Excerpted records:
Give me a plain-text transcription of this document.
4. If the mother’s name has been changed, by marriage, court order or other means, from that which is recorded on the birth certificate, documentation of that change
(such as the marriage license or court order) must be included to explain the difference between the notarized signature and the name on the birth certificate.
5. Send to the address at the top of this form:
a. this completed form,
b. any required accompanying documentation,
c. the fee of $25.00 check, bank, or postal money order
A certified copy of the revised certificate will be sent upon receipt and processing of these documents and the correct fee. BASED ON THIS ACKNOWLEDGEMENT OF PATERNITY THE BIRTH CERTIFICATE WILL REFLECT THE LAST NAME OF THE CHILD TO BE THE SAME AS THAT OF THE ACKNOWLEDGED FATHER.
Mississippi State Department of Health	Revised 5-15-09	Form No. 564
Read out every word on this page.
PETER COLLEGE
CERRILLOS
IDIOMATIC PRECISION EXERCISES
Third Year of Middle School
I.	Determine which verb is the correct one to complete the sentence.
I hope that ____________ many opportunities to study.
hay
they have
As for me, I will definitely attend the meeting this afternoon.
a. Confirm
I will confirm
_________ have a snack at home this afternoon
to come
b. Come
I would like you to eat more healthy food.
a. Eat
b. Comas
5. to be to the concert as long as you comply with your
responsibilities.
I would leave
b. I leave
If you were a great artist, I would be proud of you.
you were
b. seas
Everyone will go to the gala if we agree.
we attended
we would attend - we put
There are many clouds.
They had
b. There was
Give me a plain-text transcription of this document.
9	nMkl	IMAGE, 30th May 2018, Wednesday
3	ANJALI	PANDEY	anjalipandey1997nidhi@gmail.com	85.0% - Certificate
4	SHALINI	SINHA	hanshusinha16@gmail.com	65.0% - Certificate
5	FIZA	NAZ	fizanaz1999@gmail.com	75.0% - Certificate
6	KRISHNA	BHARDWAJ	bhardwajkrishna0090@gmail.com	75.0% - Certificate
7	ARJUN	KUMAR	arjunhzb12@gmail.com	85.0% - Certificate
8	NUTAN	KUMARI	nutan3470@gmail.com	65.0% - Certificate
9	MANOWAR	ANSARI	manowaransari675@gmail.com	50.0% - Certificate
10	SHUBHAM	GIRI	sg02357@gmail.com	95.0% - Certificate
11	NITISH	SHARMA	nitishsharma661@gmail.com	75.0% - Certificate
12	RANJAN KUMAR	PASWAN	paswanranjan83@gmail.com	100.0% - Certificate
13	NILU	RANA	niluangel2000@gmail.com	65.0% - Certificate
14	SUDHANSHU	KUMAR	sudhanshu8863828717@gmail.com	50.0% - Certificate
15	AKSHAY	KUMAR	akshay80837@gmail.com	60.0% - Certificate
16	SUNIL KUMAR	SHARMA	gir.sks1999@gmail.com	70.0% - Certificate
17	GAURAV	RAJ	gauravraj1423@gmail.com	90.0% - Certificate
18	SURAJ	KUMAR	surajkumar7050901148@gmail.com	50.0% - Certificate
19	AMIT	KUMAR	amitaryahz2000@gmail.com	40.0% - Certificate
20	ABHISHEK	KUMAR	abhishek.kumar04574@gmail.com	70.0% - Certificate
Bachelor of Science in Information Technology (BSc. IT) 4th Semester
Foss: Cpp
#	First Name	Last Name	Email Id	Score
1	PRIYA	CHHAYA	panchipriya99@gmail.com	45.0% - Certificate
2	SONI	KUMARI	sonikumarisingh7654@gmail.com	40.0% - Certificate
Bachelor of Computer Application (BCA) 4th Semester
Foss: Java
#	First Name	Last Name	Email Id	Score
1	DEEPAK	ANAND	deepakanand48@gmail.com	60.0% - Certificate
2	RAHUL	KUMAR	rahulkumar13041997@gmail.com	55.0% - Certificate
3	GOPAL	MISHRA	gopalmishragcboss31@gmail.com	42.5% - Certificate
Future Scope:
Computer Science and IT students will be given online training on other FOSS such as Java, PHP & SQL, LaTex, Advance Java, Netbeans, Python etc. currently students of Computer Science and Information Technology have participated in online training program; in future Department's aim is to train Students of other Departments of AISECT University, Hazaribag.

Stated exercise:
Retype every record above exactly as written.

Worked answer:
Give me a plain-text transcription of this document.
4. If the mother’s name has been changed, by marriage, court order or other means, from that which is recorded on the birth certificate, documentation of that change
(such as the marriage license or court order) must be included to explain the difference between the notarized signature and the name on the birth certificate.
5. Send to the address at the top of this form:
a. this completed form,
b. any required accompanying documentation,
c. the fee of $25.00 check, bank, or postal money order
A certified copy of the revised certificate will be sent upon receipt and processing of these documents and the correct fee. BASED ON THIS ACKNOWLEDGEMENT OF PATERNITY THE BIRTH CERTIFICATE WILL REFLECT THE LAST NAME OF THE CHILD TO BE THE SAME AS THAT OF THE ACKNOWLEDGED FATHER.
Mississippi State Department of Health	Revised 5-15-09	Form No. 564
Read out every word on this page.
PETER COLLEGE
CERRILLOS
IDIOMATIC PRECISION EXERCISES
Third Year of Middle School
I.	Determine which verb is the correct one to complete the sentence.
I hope that ____________ many opportunities to study.
hay
they have
As for me, I will definitely attend the meeting this afternoon.
a. Confirm
I will confirm
_________ have a snack at home this afternoon
to come
b. Come
I would like you to eat more healthy food.
a. Eat
b. Comas
5. to be to the concert as long as you comply with your
responsibilities.
I would leave
b. I leave
If you were a great artist, I would be proud of you.
you were
b. seas
Everyone will go to the gala if we agree.
we attended
we would attend - we put
There are many clouds.
They had
b. There was
Give me a plain-text transcription of this document.
9	nMkl	IMAGE, 30th May 2018, Wednesday
3	ANJALI	PANDEY	anjalipandey1997nidhi@gmail.com	85.0% - Certificate
4	SHALINI	SINHA	hanshusinha16@gmail.com	65.0% - Certificate
5	FIZA	NAZ	fizanaz1999@gmail.com	75.0% - Certificate
6	KRISHNA	BHARDWAJ	bhardwajkrishna0090@gmail.com	75.0% - Certificate
7	ARJUN	KUMAR	arjunhzb12@gmail.com	85.0% - Certificate
8	NUTAN	KUMARI	nutan3470@gmail.com	65.0% - Certificate
9	MANOWAR	ANSARI	manowaransari675@gmail.com	50.0% - Certificate
10	SHUBHAM	GIRI	sg02357@gmail.com	95.0% - Certificate
11	NITISH	SHARMA	nitishsharma661@gmail.com	75.0% - Certificate
12	RANJAN KUMAR	PASWAN	paswanranjan83@gmail.com	100.0% - Certificate
13	NILU	RANA	niluangel2000@gmail.com	65.0% - Certificate
14	SUDHANSHU	KUMAR	sudhanshu8863828717@gmail.com	50.0% - Certificate
15	AKSHAY	KUMAR	akshay80837@gmail.com	60.0% - Certificate
16	SUNIL KUMAR	SHARMA	gir.sks1999@gmail.com	70.0% - Certificate
17	GAURAV	RAJ	gauravraj1423@gmail.com	90.0% - Certificate
18	SURAJ	KUMAR	surajkumar7050901148@gmail.com	50.0% - Certificate
19	AMIT	KUMAR	amitaryahz2000@gmail.com	40.0% - Certificate
20	ABHISHEK	KUMAR	abhishek.kumar04574@gmail.com	70.0% - Certificate
Bachelor of Science in Information Technology (BSc. IT) 4th Semester
Foss: Cpp
#	First Name	Last Name	Email Id	Score
1	PRIYA	CHHAYA	panchipriya99@gmail.com	45.0% - Certificate
2	SONI	KUMARI	sonikumarisingh7654@gmail.com	40.0% - Certificate
Bachelor of Computer Application (BCA) 4th Semester
Foss: Java
#	First Name	Last Name	Email Id	Score
1	DEEPAK	ANAND	deepakanand48@gmail.com	60.0% - Certificate
2	RAHUL	KUMAR	rahulkumar13041997@gmail.com	55.0% - Certificate
3	GOPAL	MISHRA	gopalmishragcboss31@gmail.com	42.5% - Certificate
Future Scope:
Computer Science and IT students will be given online training on other FOSS such as Java, PHP & SQL, LaTex, Advance Java, Netbeans, Python etc. currently students of Computer Science and Information Technology have participated in online training program; in future Department's aim is to train Students of other Departments of AISECT University, Hazaribag.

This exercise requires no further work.